- Your task -
Each line that follows is to be retyped exactly.

[START Records provided]

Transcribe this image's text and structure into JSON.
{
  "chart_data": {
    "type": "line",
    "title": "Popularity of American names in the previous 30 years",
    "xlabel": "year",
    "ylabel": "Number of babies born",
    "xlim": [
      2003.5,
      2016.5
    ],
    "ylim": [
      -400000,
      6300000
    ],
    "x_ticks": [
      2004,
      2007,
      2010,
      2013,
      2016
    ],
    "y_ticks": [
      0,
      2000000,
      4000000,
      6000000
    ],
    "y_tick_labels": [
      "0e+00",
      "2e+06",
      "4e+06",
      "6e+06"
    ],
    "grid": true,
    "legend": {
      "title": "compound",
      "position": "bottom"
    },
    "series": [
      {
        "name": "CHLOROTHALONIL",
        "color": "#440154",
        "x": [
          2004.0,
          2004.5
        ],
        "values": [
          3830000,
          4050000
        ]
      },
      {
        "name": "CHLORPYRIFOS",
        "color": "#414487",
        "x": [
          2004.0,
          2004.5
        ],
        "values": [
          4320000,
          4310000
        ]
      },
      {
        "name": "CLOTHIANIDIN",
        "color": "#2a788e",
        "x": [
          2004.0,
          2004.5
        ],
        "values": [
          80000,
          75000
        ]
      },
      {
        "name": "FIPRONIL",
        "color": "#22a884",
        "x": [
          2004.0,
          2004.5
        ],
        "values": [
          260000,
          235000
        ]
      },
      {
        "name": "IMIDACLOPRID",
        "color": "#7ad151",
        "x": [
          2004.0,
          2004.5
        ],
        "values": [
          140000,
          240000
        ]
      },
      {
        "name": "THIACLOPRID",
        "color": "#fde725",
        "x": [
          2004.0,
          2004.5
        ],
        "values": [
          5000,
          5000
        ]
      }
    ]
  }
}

[END Records provided]

- Solved exercise -
Transcribe this image's text and structure into JSON.
{
  "chart_data": {
    "type": "line",
    "title": "Popularity of American names in the previous 30 years",
    "xlabel": "year",
    "ylabel": "Number of babies born",
    "xlim": [
      2003.5,
      2016.5
    ],
    "ylim": [
      -400000,
      6300000
    ],
    "x_ticks": [
      2004,
      2007,
      2010,
      2013,
      2016
    ],
    "y_ticks": [
      0,
      2000000,
      4000000,
      6000000
    ],
    "y_tick_labels": [
      "0e+00",
      "2e+06",
      "4e+06",
      "6e+06"
    ],
    "grid": true,
    "legend": {
      "title": "compound",
      "position": "bottom"
    },
    "series": [
      {
        "name": "CHLOROTHALONIL",
        "color": "#440154",
        "x": [
          2004.0,
          2004.5
        ],
        "values": [
          3830000,
          4050000
        ]
      },
      {
        "name": "CHLORPYRIFOS",
        "color": "#414487",
        "x": [
          2004.0,
          2004.5
        ],
        "values": [
          4320000,
          4310000
        ]
      },
      {
        "name": "CLOTHIANIDIN",
        "color": "#2a788e",
        "x": [
          2004.0,
          2004.5
        ],
        "values": [
          80000,
          75000
        ]
      },
      {
        "name": "FIPRONIL",
        "color": "#22a884",
        "x": [
          2004.0,
          2004.5
        ],
        "values": [
          260000,
          235000
        ]
      },
      {
        "name": "IMIDACLOPRID",
        "color": "#7ad151",
        "x": [
          2004.0,
          2004.5
        ],
        "values": [
          140000,
          240000
        ]
      },
      {
        "name": "THIACLOPRID",
        "color": "#fde725",
        "x": [
          2004.0,
          2004.5
        ],
        "values": [
          5000,
          5000
        ]
      }
    ]
  }
}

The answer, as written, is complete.